>> Start Text provided

We suggest before coding you look at the Imp input examples in /programs. You should be able to get a sense of how these examples correspond to the com type above.

Also in ast.ml are the definitions of type value and environment. The former is the result from evaluating an expression (i.e., something of type exp). The latter is a map from variables to values; it keeps track of the current value assigned to a given variable. Here are their definitions:

type value =
  | Int_Val of int
  | Bool_Val of bool
type environment = (string * value) list

A value (the result of evaluating an expression) is either an integer or a boolean. An environment is a list of pairs, where the first element is a variable name and the second is its current value. This representation is called an association list - the first element of the pair is associated with the second. Elements earlier in the list override elements later in the list. The List module has many useful functions for working with association lists which you should consider using in your implementation.

eval.ml: The Evaluator

To implement the definitional interpreter (i.e., the evaluator) you must implement two functions, eval_expr and eval_com in the file eval.ml. This is the only file you should modify.

eval_com : com -> environment -> environment

eval_expr : exp -> environment -> value

Each of these takes as an argument an environment. Evaluating a command might modify an environment (e.g., due to a variable assignment), so eval_com produces an environment as output. Evaluating an expression will never change the environment, and so eval_expr only produces the final value. Both take an environment as input in which the evaluator can look up current values of variables.

To see these functions in action, to give you a sense of what they do, consider some elements from our example Imp program above.

First, consider Declare (Int_Type, "n"), a com that represents an Imp command. If we evaluate it in an empty environment [], we should get an output environment [("n", Int_Val 0)]. That is,

eval_com [] (Declare (Int_Type, "n")) = [("n", Int_Val 0)]

An integer variable is initialized to 0 by the interpreter.

>> End Text provided
>> Start Data section

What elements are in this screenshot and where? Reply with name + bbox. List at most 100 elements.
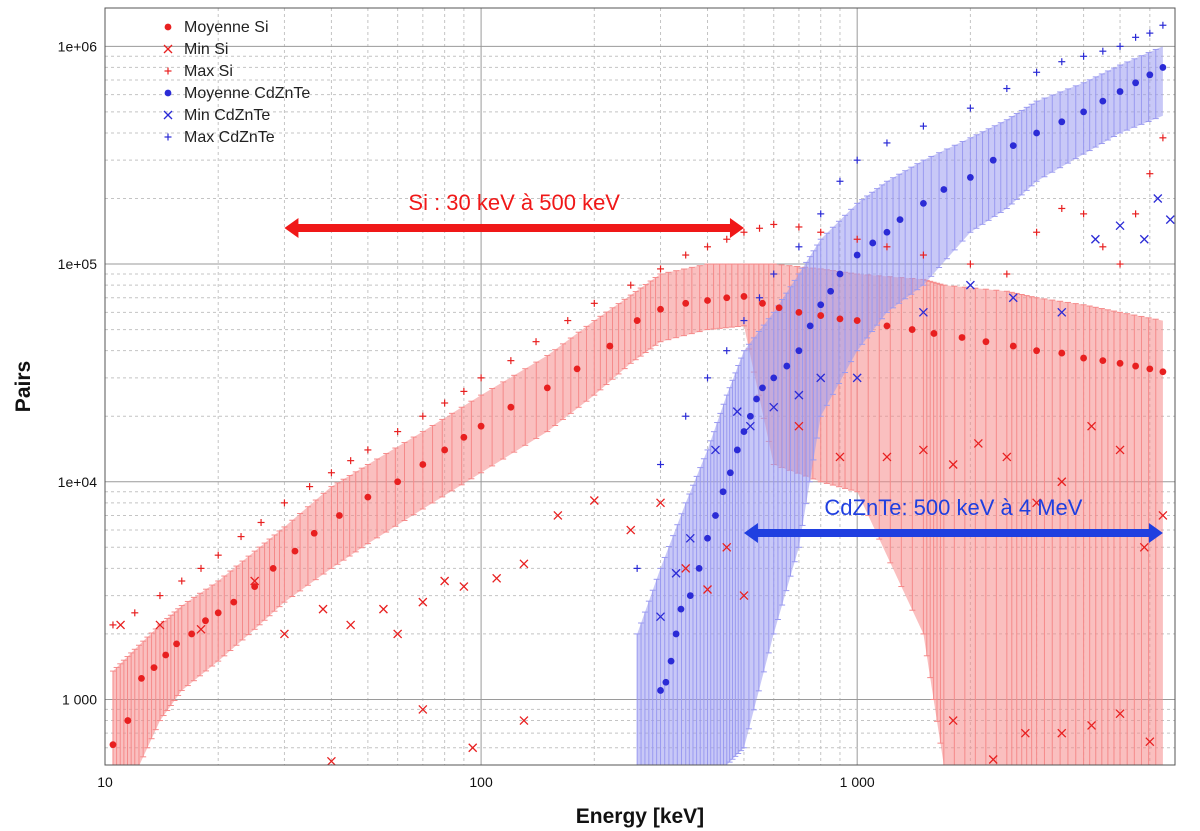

>> End Data section

The tasks:
• A. In the text on the Imp evaluator, which file is the only one that should be modified?
• B. Reproduce the passage of the Imp evaluator text that starts at the words "To implement the" and ends after the words "values of variables.".
• C. Write the next part of the text on the Imp evaluator, picking up after its final sentence.

Task results:
• A. eval.ml

• B.
To implement the definitional interpreter (i.e., the evaluator) you must implement two functions, eval_expr and eval_com in the file eval.ml. This is the only file you should modify.

eval_com : com -> environment -> environment

eval_expr : exp -> environment -> value

Each of these takes as an argument an environment. Evaluating a command might modify an environment (e.g., due to a variable assignment), so eval_com produces an environment as output. Evaluating an expression will never change the environment, and so eval_expr only produces the final value. Both take an environment as input in which the evaluator can look up current values of variables.

• C.
Now, consider Assgn("n", Number 5), a com that represents an Imp command. We evaluate it in an environment [("f", Int_Val 0); ("n", Int_Val 0)]. We will get an output environment where we have n mapped to Int_Val 5. That is,

eval_com (Assign("n", Number 5)) [("f", Int_Val 0); ("n", Int_Val 0)] = [("n",Int_Val 5); ("f", Int_Val 0); ("n", Int_Val 0)]

Now consider LT (Number 1, Var "n"), an exp that represents an Imp expression. Evaluating it in the environment produced above, we would have

eval_expr (LT (Number 1, Var "n")) [("n", Int_Val 5); ("f", Int_Val 0); ("n", Int_Val 0)] = Bool_Val true

i.e., n = 5 is indeed greater than 1.

In what follows, we will step through each of the variants of the exp and com types to say what your interpreter should do with them.

The interpreter concerns error cases as well such as addition between a boolean and an integer and therefore represent a stuck reduction. The expected behavior for these irreducible error cases can be boiled down to the following rules:

  • Any expression containing division by zero should raise a DivByZero error when evaluated.
  • Any expression or command that is applied to the wrong types should raise a TypeError exception when evaluated, for example, the expression 1 + true would result in TypeError.
  • An expression or command that assigns to an undefined variable, or reads from an undefined variable should raise a UndefinedVar when evaluated.
  • The above exceptions are defiend in eval.ml. Evaluation of subexpressions should be done from left to right in order to ensure that lines with multiple possible errors match up with our expected errors.

Function 1: eval_expr

eval_expr takes an expression e and an environment env, and it produces the result of evaluating e, which is something of type value (Int_Val or Bool_Val). Here's what to do with each element of the expr type:

Number

Integer literals evaluate to a Int_Val of the same value.

True, False

Boolean literals evaluate to a Bool_Val of the same value.

Var

An identifier (variable) evaluates to whatever value it is mapped to by the environment. Should raise a UndefinedVar if the identifier has no binding.

Plus, Minus, Times, Div, and Mod

These mathematical operations operate only on integers and produce a Int_Val containing the result of the operation. All operators must work for all possible integer values, positive or negative, except for division, which will raise a DivByZeroError exception on an attempt to divide by zero. If either argument to one of these operators evaluates to a non-integer, a TypeError should be raised.

Or and And

These logical operations operate only on booleans and produce a Bool_Val containing the result of the operation. If either argument to one of these operators evaluates to a non-boolean, a TypeError should be raised.

Not

The unary not operator operates only on booleans and produces a Bool_Val containing the negated value of the contained expression. If the expression in the Not is not a boolean (and does not evaluate to a boolean), a TypeError should be raised.

Less (Lt), LessEqual (Leq)

These relational operators operate only on integers and produce a Bool_Val containing the result of the operation. If either argument to one of these operators evaluates to a non-integer, a TypeError should be raised.

Equal (Eq)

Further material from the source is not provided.